▶ [Consigne] Recopiez le passage du texte fourni qui va de « Un énooooorme hématome » jusqu'à « la routine, aussi. » inclus.

J'étais de mauvais poil, hier, un truc de malade. Du genre à rabattre le caquet d'une télé-opératrice un peu trop zélée ("ok, je vous rappellerai quand vous serez moins speed", a-t-elle osé. Non mais je vous jure), insulter le lit qui m'avait abîmé l'orteil ou mon vélo qui, en tombant, m'a écrasé le pied (vous remarquerez que c'est toujours quand l'humeur est maussade qu'il nous arrive des misères. Comme quoi, Lorie avait raison - Raffarin, aussi, d'ailleurs, mais ça me tue de l'écrire -, la positive attitude, c'est vachement plus sain).

Je ne vous explique même pas la collision avec Loulou sur son vélo, sinon que je l'ai vécue comme le coup de grâce.

Grrrrrrrrrrrr.

Un énooooorme hématome - et un ultime coup de gueule de môman énervée - plus tard, j'essayais de faire le vide. C'était d'autant plus facile que loulou choisit ce moment pour me balancer un ballon de foot, récemment regonflé, en plein visage.

Ça remet les idées en place.

Là, je me suis dit que les vacances at home, ça allait bien cinq minutes mais qu'il était temps de voir de nouveaux horizons. Puisque la République Dominicaine n'est pas dans mes cordes, actuellement - une histoire de priorités, tout ça - et que l'heure n'est pas plus à la procrastination, je me suis rassurée en pensant à ce qui m'attendait dans quelques jours.

Il est question de travail, d'autonomie, de casser la routine, aussi.

Allez, je vous laisse imaginer ce que je vais bien pouvoir faire de ma peau la semaine prochaine. Pendant laquelle j'espère juste ne rien casser.

Sinon la routine, vous disais-je.

jeudi 15 avril 2010

Zeste kafkaïen, suite (et fin ?)

"Bonjour, je suis auto-entrepreneur, blablabla, alloc squizzée, blablabla, chiffre d'affaires et bénéfices, blablabla, erreur de calcul, blablabla..."

"Ah, mais ne vous inquiétez pas, dès que l'on aura reçu votre attestation (que j'ai déjà envoyée il y a une dizaine de jours, mais visiblement au mauvais endroit - suivant la consigne de mon conseiller), on pourra régulariser votre situation."

Un quatrième son de cloche, ça fait plaisir. Ils sont sur la même longueur d'ondes, à Pôle Emploi, on sent une forme d'osmose assez incroyable, y'a pas à dire (pas taper, Mumu, pas taper. Je sais qu'il existe des conseillers émérites, reste iciiiiii!).

"Et sinon, deux choix s'offrent à vous: soit vous continuez de percevoir vos allocations, soit vous touchez le capital restant (le fameux coup de pouce)."

" Dans mon cas, je préfère garder les allocations, car je suis en fin de droits."

Un blanc.

"Ah mais non, vous n'êtes pas en fin de droits, vous êtes indemnisée jusqu'en novembre!"

" Ben oui, c'est bien ce que je dis, pour moi, je suis en fin de droits."

" Ah, mais non, on parle de fin de droits pour les gens dont les paiements vont cesser en avril, par exemple. Vous, vous avez le temps!"

Annotations de cadres englobants
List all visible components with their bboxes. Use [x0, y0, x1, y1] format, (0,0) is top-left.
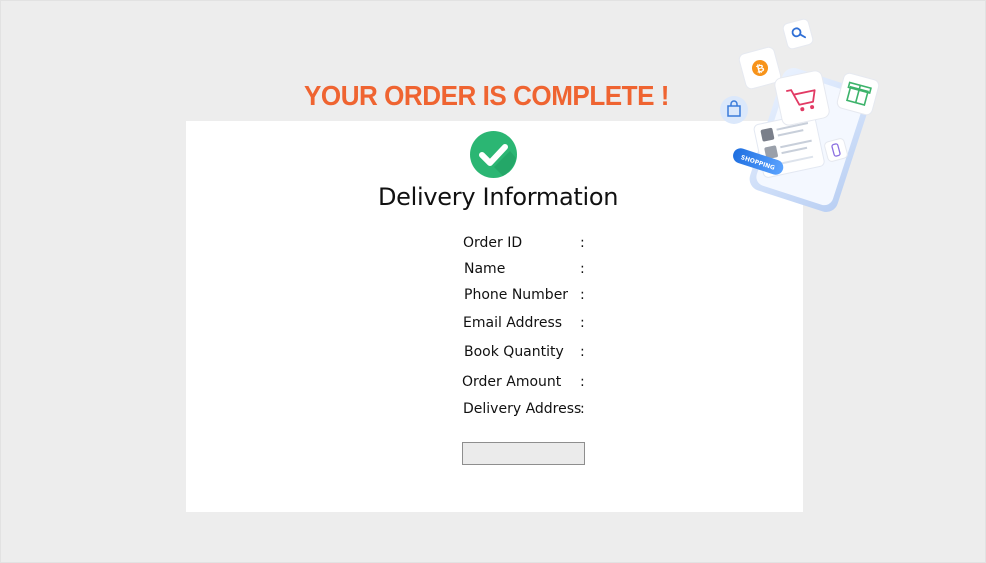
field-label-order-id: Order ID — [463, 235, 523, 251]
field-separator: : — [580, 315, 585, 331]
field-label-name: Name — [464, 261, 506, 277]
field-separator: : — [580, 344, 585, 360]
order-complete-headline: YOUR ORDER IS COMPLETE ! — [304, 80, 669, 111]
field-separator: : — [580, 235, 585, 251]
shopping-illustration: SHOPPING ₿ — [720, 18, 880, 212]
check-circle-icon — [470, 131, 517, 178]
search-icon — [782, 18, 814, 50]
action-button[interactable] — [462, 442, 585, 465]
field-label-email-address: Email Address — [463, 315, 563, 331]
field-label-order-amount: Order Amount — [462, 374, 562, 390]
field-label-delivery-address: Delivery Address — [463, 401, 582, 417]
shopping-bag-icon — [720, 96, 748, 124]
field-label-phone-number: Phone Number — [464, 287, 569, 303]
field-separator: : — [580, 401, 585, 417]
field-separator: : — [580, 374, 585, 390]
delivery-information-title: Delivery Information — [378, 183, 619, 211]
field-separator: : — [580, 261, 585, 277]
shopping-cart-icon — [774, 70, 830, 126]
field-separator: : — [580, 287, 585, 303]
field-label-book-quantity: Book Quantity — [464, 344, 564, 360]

---

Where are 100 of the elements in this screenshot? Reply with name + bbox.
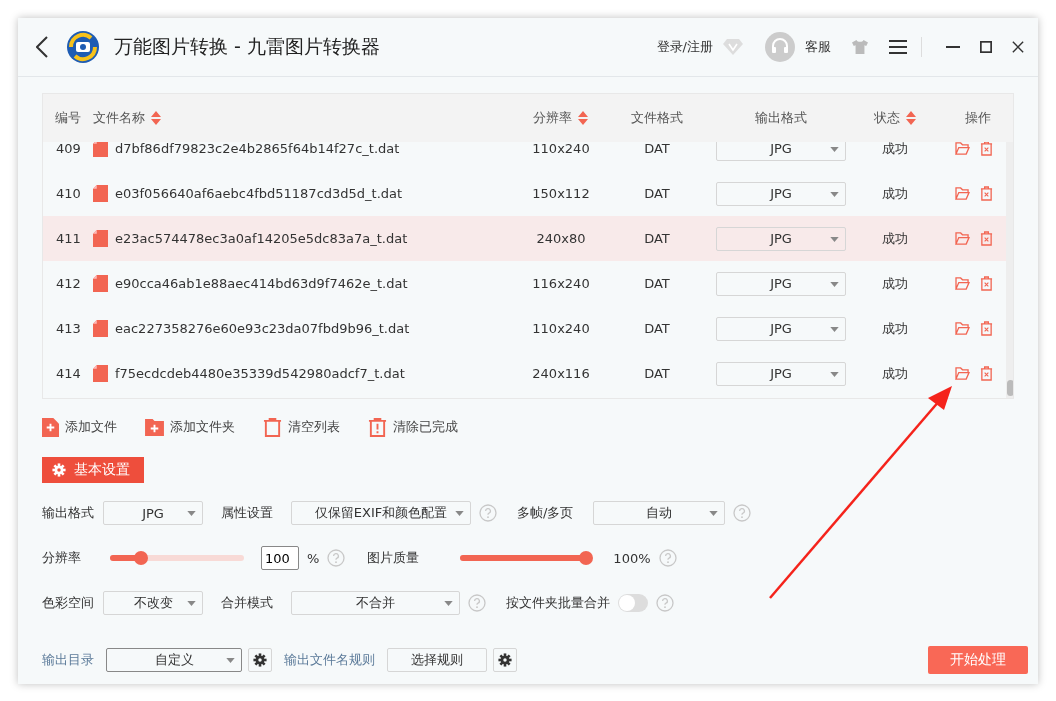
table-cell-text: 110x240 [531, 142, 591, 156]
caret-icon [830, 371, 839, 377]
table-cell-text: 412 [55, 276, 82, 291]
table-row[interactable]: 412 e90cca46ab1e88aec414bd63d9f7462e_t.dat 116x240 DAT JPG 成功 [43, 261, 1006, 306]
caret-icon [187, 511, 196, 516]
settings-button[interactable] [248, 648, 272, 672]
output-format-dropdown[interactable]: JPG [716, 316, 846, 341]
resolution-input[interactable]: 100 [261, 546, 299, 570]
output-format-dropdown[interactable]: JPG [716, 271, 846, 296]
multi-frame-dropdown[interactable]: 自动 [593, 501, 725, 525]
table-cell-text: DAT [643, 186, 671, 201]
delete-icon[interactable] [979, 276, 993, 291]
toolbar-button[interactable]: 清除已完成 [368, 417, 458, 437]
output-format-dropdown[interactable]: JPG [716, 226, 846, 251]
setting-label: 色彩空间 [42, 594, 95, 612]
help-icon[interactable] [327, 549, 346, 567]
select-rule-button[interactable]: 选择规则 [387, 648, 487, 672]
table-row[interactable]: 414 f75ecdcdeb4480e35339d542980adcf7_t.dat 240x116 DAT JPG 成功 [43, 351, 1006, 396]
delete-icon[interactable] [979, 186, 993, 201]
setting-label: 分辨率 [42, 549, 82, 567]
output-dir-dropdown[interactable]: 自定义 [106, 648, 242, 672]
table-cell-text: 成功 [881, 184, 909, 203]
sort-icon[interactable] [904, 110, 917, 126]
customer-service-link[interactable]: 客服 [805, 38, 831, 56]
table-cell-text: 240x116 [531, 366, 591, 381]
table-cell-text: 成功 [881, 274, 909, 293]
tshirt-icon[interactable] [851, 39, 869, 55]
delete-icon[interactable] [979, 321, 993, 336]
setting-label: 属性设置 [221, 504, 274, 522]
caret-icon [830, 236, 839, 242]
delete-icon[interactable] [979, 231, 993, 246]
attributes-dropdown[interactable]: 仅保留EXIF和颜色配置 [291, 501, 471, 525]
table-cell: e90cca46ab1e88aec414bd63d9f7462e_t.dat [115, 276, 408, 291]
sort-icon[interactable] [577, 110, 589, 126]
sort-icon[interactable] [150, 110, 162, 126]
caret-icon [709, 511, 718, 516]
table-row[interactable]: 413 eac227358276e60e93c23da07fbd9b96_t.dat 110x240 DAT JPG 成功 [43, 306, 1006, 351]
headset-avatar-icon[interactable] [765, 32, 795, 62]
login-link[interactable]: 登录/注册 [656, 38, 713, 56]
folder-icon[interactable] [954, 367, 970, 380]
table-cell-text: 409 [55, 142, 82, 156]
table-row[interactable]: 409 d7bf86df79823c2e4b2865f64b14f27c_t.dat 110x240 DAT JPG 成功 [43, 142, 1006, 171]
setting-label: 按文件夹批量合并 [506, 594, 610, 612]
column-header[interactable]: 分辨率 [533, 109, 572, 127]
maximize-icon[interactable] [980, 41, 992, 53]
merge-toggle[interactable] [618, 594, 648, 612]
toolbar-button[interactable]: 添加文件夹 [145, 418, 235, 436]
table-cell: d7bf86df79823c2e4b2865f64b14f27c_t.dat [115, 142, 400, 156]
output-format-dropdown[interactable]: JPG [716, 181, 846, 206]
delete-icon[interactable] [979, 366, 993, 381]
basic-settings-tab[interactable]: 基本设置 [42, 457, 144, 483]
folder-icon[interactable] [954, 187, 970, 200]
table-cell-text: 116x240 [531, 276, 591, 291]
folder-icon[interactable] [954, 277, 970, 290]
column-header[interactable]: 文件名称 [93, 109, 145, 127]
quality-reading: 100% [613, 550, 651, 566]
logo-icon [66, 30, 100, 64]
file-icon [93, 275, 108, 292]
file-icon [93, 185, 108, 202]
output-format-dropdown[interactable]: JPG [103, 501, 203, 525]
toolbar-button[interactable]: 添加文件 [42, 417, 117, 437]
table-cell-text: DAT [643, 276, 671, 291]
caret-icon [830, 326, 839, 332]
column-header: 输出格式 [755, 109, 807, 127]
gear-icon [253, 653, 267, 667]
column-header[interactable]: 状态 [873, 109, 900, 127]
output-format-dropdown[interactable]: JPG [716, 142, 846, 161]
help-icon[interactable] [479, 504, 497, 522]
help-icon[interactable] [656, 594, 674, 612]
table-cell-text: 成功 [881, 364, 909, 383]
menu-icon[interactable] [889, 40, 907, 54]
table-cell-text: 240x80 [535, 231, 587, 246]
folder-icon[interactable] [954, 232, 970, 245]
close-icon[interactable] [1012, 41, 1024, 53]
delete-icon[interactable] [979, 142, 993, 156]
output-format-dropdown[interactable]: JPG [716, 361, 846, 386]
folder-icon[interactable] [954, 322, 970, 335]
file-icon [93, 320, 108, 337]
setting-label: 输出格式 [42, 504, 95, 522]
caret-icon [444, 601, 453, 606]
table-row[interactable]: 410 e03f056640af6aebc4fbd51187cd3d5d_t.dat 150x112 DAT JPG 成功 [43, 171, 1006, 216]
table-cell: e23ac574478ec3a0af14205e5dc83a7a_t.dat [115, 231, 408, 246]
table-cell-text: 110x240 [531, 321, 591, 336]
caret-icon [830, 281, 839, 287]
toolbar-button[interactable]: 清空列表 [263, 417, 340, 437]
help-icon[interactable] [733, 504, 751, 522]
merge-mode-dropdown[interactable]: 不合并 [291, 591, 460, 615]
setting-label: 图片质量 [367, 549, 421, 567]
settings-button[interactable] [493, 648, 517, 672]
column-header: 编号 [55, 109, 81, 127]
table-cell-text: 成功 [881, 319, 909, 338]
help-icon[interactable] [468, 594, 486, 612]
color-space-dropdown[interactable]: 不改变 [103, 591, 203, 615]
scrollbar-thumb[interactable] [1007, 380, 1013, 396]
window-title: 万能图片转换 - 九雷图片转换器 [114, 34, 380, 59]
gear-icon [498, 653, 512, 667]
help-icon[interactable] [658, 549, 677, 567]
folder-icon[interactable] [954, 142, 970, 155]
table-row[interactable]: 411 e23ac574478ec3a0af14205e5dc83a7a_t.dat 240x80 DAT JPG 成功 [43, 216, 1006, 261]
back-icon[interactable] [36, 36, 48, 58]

▶ [Corrigé]
Un énooooorme hématome - et un ultime coup de gueule de môman énervée - plus tard, j'essayais de faire le vide. C'était d'autant plus facile que loulou choisit ce moment pour me balancer un ballon de foot, récemment regonflé, en plein visage.

Ça remet les idées en place.

Là, je me suis dit que les vacances at home, ça allait bien cinq minutes mais qu'il était temps de voir de nouveaux horizons. Puisque la République Dominicaine n'est pas dans mes cordes, actuellement - une histoire de priorités, tout ça - et que l'heure n'est pas plus à la procrastination, je me suis rassurée en pensant à ce qui m'attendait dans quelques jours.

Il est question de travail, d'autonomie, de casser la routine, aussi.